Data entries for graphics
══════════

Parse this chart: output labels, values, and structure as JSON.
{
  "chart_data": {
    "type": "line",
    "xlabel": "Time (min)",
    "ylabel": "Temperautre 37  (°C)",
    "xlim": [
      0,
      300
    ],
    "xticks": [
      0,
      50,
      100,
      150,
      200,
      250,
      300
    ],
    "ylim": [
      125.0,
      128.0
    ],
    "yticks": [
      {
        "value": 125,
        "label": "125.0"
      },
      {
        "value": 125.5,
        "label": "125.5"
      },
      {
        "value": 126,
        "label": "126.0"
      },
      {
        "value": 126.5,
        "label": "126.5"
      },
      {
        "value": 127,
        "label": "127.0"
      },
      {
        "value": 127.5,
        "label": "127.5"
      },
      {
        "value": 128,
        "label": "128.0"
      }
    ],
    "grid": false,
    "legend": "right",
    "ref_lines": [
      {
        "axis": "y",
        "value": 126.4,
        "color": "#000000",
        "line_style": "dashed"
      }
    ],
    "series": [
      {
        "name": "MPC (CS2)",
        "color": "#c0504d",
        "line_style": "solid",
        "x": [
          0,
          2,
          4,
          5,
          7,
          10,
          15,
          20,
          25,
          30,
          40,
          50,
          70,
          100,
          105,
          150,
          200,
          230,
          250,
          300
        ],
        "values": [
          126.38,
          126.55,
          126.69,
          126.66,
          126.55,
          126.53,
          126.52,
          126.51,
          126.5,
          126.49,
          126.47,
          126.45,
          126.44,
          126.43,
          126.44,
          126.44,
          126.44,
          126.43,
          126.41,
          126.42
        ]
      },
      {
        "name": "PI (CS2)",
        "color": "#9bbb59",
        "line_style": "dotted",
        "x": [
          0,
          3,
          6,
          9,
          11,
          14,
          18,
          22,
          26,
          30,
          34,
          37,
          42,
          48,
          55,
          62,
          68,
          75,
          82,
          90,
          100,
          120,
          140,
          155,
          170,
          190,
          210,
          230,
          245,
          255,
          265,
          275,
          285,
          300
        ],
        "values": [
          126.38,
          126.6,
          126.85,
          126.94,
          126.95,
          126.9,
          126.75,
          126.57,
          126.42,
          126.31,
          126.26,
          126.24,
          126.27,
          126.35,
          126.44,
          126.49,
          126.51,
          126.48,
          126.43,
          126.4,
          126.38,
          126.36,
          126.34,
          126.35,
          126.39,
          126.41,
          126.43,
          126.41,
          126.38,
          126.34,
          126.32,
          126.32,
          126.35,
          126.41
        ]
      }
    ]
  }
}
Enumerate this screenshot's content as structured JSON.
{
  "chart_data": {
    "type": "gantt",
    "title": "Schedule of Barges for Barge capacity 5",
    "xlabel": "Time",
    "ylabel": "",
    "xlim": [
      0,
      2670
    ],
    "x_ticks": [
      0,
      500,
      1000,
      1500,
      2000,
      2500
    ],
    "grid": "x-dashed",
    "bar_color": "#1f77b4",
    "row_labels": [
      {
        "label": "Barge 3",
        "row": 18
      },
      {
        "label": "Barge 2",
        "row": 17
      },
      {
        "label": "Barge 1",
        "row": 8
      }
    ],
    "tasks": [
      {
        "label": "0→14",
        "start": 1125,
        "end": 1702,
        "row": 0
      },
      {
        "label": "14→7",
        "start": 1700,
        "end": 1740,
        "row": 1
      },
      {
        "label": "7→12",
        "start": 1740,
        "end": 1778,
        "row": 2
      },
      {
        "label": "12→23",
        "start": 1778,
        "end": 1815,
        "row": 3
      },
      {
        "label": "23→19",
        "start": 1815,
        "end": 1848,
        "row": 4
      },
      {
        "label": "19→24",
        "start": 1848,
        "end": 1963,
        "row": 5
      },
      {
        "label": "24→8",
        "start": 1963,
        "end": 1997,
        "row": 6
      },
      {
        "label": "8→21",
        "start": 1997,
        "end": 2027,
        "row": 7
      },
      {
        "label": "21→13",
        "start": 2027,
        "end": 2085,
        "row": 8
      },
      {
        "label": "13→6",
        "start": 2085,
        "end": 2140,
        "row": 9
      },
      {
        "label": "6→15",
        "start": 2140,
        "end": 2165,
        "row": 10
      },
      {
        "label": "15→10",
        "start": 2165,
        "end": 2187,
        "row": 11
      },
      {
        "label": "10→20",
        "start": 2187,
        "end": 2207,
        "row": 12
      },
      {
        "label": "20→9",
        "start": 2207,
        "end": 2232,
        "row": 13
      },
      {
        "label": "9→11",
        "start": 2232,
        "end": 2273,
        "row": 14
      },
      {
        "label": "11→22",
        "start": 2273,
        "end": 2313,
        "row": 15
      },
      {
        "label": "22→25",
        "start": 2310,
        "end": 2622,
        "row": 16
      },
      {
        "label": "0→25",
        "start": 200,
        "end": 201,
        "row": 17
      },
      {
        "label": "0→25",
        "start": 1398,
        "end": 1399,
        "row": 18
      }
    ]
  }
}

══════════

§ **Exercise instructions**:
Write down the full listing again, exactly.

§ **Answer to this problem**:
Parse this chart: output labels, values, and structure as JSON.
{
  "chart_data": {
    "type": "line",
    "xlabel": "Time (min)",
    "ylabel": "Temperautre 37  (°C)",
    "xlim": [
      0,
      300
    ],
    "xticks": [
      0,
      50,
      100,
      150,
      200,
      250,
      300
    ],
    "ylim": [
      125.0,
      128.0
    ],
    "yticks": [
      {
        "value": 125,
        "label": "125.0"
      },
      {
        "value": 125.5,
        "label": "125.5"
      },
      {
        "value": 126,
        "label": "126.0"
      },
      {
        "value": 126.5,
        "label": "126.5"
      },
      {
        "value": 127,
        "label": "127.0"
      },
      {
        "value": 127.5,
        "label": "127.5"
      },
      {
        "value": 128,
        "label": "128.0"
      }
    ],
    "grid": false,
    "legend": "right",
    "ref_lines": [
      {
        "axis": "y",
        "value": 126.4,
        "color": "#000000",
        "line_style": "dashed"
      }
    ],
    "series": [
      {
        "name": "MPC (CS2)",
        "color": "#c0504d",
        "line_style": "solid",
        "x": [
          0,
          2,
          4,
          5,
          7,
          10,
          15,
          20,
          25,
          30,
          40,
          50,
          70,
          100,
          105,
          150,
          200,
          230,
          250,
          300
        ],
        "values": [
          126.38,
          126.55,
          126.69,
          126.66,
          126.55,
          126.53,
          126.52,
          126.51,
          126.5,
          126.49,
          126.47,
          126.45,
          126.44,
          126.43,
          126.44,
          126.44,
          126.44,
          126.43,
          126.41,
          126.42
        ]
      },
      {
        "name": "PI (CS2)",
        "color": "#9bbb59",
        "line_style": "dotted",
        "x": [
          0,
          3,
          6,
          9,
          11,
          14,
          18,
          22,
          26,
          30,
          34,
          37,
          42,
          48,
          55,
          62,
          68,
          75,
          82,
          90,
          100,
          120,
          140,
          155,
          170,
          190,
          210,
          230,
          245,
          255,
          265,
          275,
          285,
          300
        ],
        "values": [
          126.38,
          126.6,
          126.85,
          126.94,
          126.95,
          126.9,
          126.75,
          126.57,
          126.42,
          126.31,
          126.26,
          126.24,
          126.27,
          126.35,
          126.44,
          126.49,
          126.51,
          126.48,
          126.43,
          126.4,
          126.38,
          126.36,
          126.34,
          126.35,
          126.39,
          126.41,
          126.43,
          126.41,
          126.38,
          126.34,
          126.32,
          126.32,
          126.35,
          126.41
        ]
      }
    ]
  }
}
Enumerate this screenshot's content as structured JSON.
{
  "chart_data": {
    "type": "gantt",
    "title": "Schedule of Barges for Barge capacity 5",
    "xlabel": "Time",
    "ylabel": "",
    "xlim": [
      0,
      2670
    ],
    "x_ticks": [
      0,
      500,
      1000,
      1500,
      2000,
      2500
    ],
    "grid": "x-dashed",
    "bar_color": "#1f77b4",
    "row_labels": [
      {
        "label": "Barge 3",
        "row": 18
      },
      {
        "label": "Barge 2",
        "row": 17
      },
      {
        "label": "Barge 1",
        "row": 8
      }
    ],
    "tasks": [
      {
        "label": "0→14",
        "start": 1125,
        "end": 1702,
        "row": 0
      },
      {
        "label": "14→7",
        "start": 1700,
        "end": 1740,
        "row": 1
      },
      {
        "label": "7→12",
        "start": 1740,
        "end": 1778,
        "row": 2
      },
      {
        "label": "12→23",
        "start": 1778,
        "end": 1815,
        "row": 3
      },
      {
        "label": "23→19",
        "start": 1815,
        "end": 1848,
        "row": 4
      },
      {
        "label": "19→24",
        "start": 1848,
        "end": 1963,
        "row": 5
      },
      {
        "label": "24→8",
        "start": 1963,
        "end": 1997,
        "row": 6
      },
      {
        "label": "8→21",
        "start": 1997,
        "end": 2027,
        "row": 7
      },
      {
        "label": "21→13",
        "start": 2027,
        "end": 2085,
        "row": 8
      },
      {
        "label": "13→6",
        "start": 2085,
        "end": 2140,
        "row": 9
      },
      {
        "label": "6→15",
        "start": 2140,
        "end": 2165,
        "row": 10
      },
      {
        "label": "15→10",
        "start": 2165,
        "end": 2187,
        "row": 11
      },
      {
        "label": "10→20",
        "start": 2187,
        "end": 2207,
        "row": 12
      },
      {
        "label": "20→9",
        "start": 2207,
        "end": 2232,
        "row": 13
      },
      {
        "label": "9→11",
        "start": 2232,
        "end": 2273,
        "row": 14
      },
      {
        "label": "11→22",
        "start": 2273,
        "end": 2313,
        "row": 15
      },
      {
        "label": "22→25",
        "start": 2310,
        "end": 2622,
        "row": 16
      },
      {
        "label": "0→25",
        "start": 200,
        "end": 201,
        "row": 17
      },
      {
        "label": "0→25",
        "start": 1398,
        "end": 1399,
        "row": 18
      }
    ]
  }
}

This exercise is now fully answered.